[What is being asked]
Give the number of lines that hold the string "image". Nothing else is needed.
******
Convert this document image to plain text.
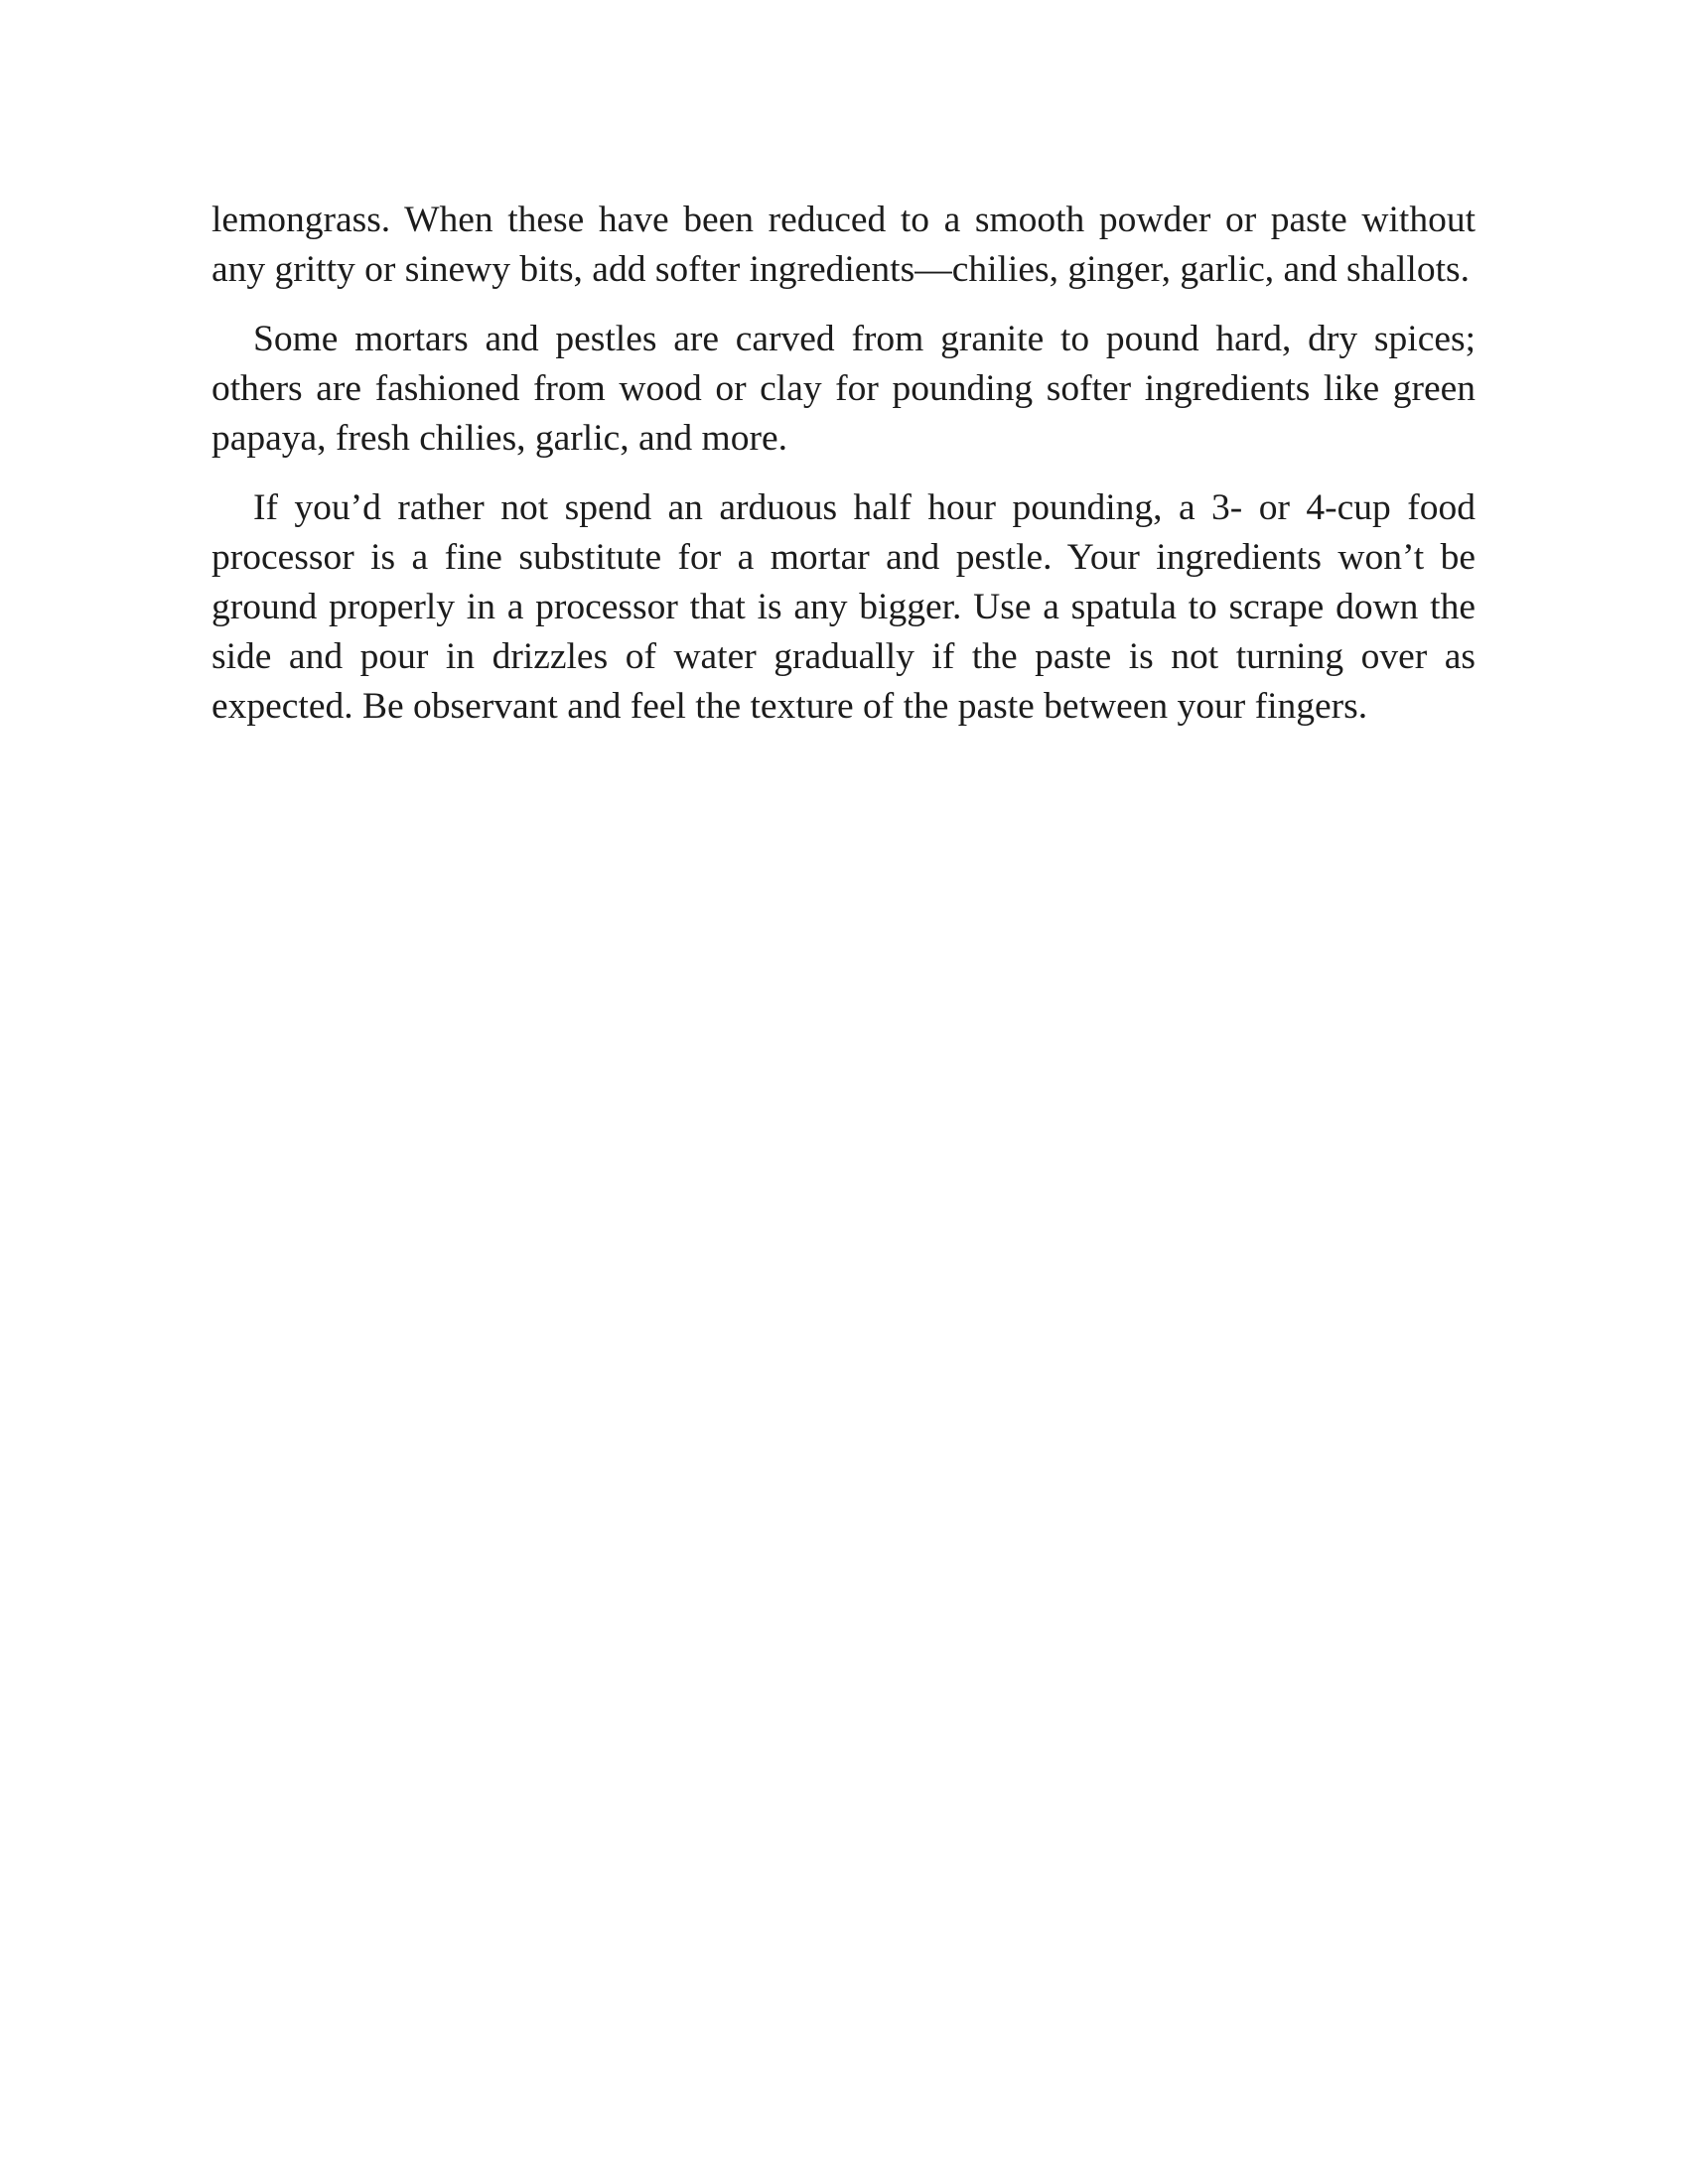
lemongrass. When these have been reduced to a smooth powder or paste without any gritty or sinewy bits, add softer ingredients—chilies, ginger, garlic, and shallots.

Some mortars and pestles are carved from granite to pound hard, dry spices; others are fashioned from wood or clay for pounding softer ingredients like green papaya, fresh chilies, garlic, and more.

If you’d rather not spend an arduous half hour pounding, a 3- or 4-cup food processor is a fine substitute for a mortar and pestle. Your ingredients won’t be ground properly in a processor that is any bigger. Use a spatula to scrape down the side and pour in drizzles of water gradually if the paste is not turning over as expected. Be observant and feel the texture of the paste between your fingers.
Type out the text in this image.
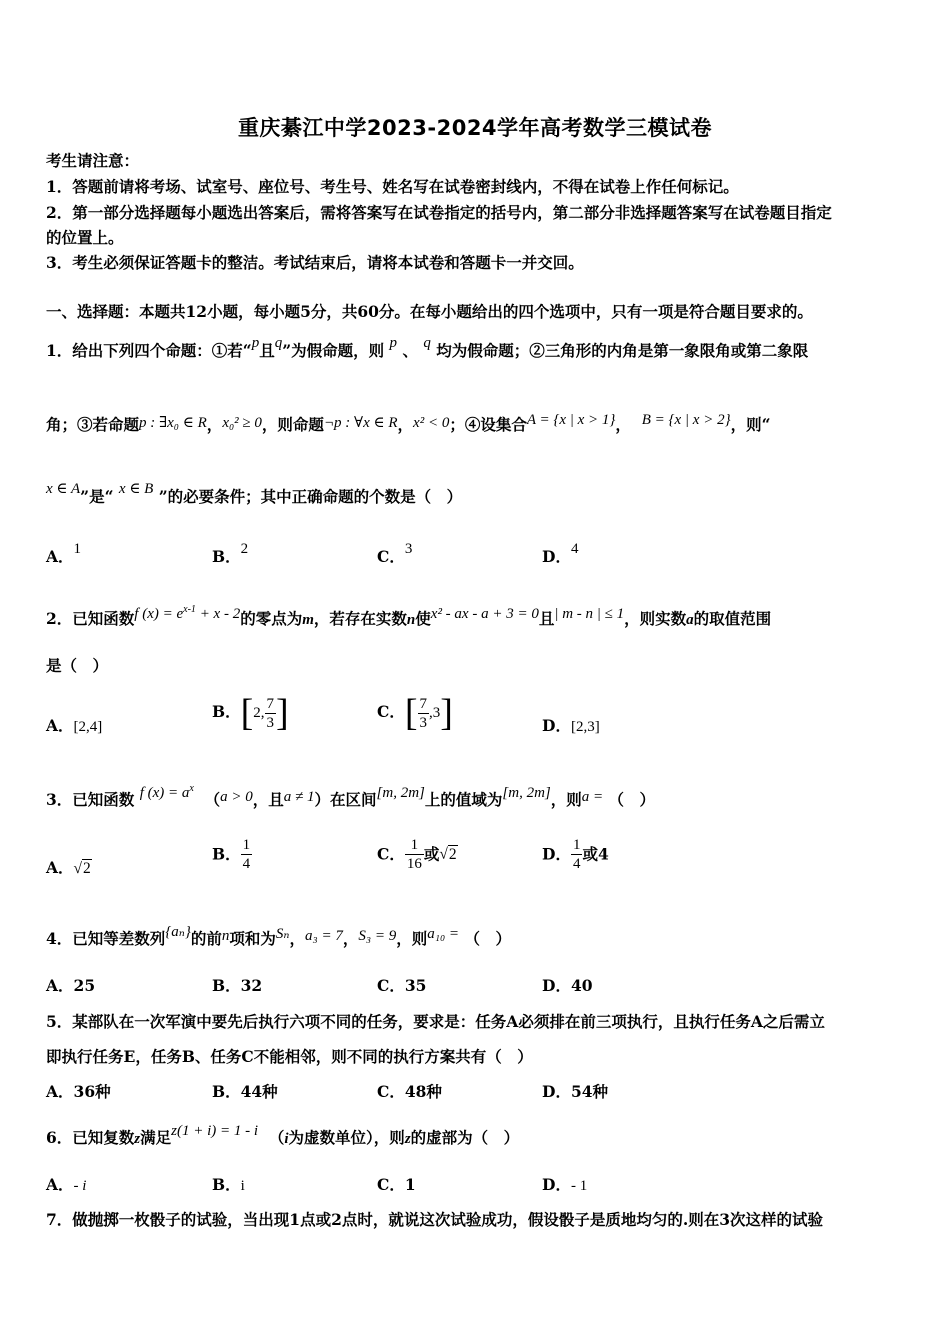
重庆綦江中学2023-2024学年高考数学三模试卷
考生请注意：
1．答题前请将考场、试室号、座位号、考生号、姓名写在试卷密封线内，不得在试卷上作任何标记。
2．第一部分选择题每小题选出答案后，需将答案写在试卷指定的括号内，第二部分非选择题答案写在试卷题目指定
的位置上。
3．考生必须保证答题卡的整洁。考试结束后，请将本试卷和答题卡一并交回。
一、选择题：本题共12小题，每小题5分，共60分。在每小题给出的四个选项中，只有一项是符合题目要求的。
1．给出下列四个命题：①若“p且q”为假命题，则 p 、 q 均为假命题；②三角形的内角是第一象限角或第二象限
角；③若命题p : ∃x₀ ∈ R，x₀² ≥ 0，则命题¬p : ∀x ∈ R，x² < 0；④设集合A = {x | x > 1}， B = {x | x > 2}，则“
x ∈ A”是“ x ∈ B ”的必要条件；其中正确命题的个数是（　）
A．1	B．2	C．3	D．4
2．已知函数f $(x) = e^{x-1} + x - 2$的零点为m，若存在实数n使x² - ax - a + 3 = 0且| m - n | ≤ 1，则实数a的取值范围
是（　）
A．[2,4]
B．[2, $\frac{7}{3}$ ]	C．[ $\frac{7}{3} ,3$]	D．[2,3]
3．已知函数 f $(x) = a^x$  （a > 0，且a ≠ 1）在区间[m, 2m]上的值域为[m, 2m]，则a = （　）
A．√2
B． $\frac{1}{4}$	C． $\frac{1}{16}$ 或√2	D． $\frac{1}{4}$ 或4
4．已知等差数列{aₙ}的前n项和为Sₙ，a₃ = 7，S₃ = 9，则a₁₀ = （　）
A．25	B．32	C．35	D．40
5．某部队在一次军演中要先后执行六项不同的任务，要求是：任务A必须排在前三项执行，且执行任务A之后需立
即执行任务E，任务B、任务C不能相邻，则不同的执行方案共有（　）
A．36种	B．44种	C．48种	D．54种
6．已知复数z满足z(1 + i) = 1 - i （i为虚数单位），则z的虚部为（　）
A．- i	B．i	C．1	D．- 1
7．做抛掷一枚骰子的试验，当出现1点或2点时，就说这次试验成功，假设骰子是质地均匀的.则在3次这样的试验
******
[Task response]
2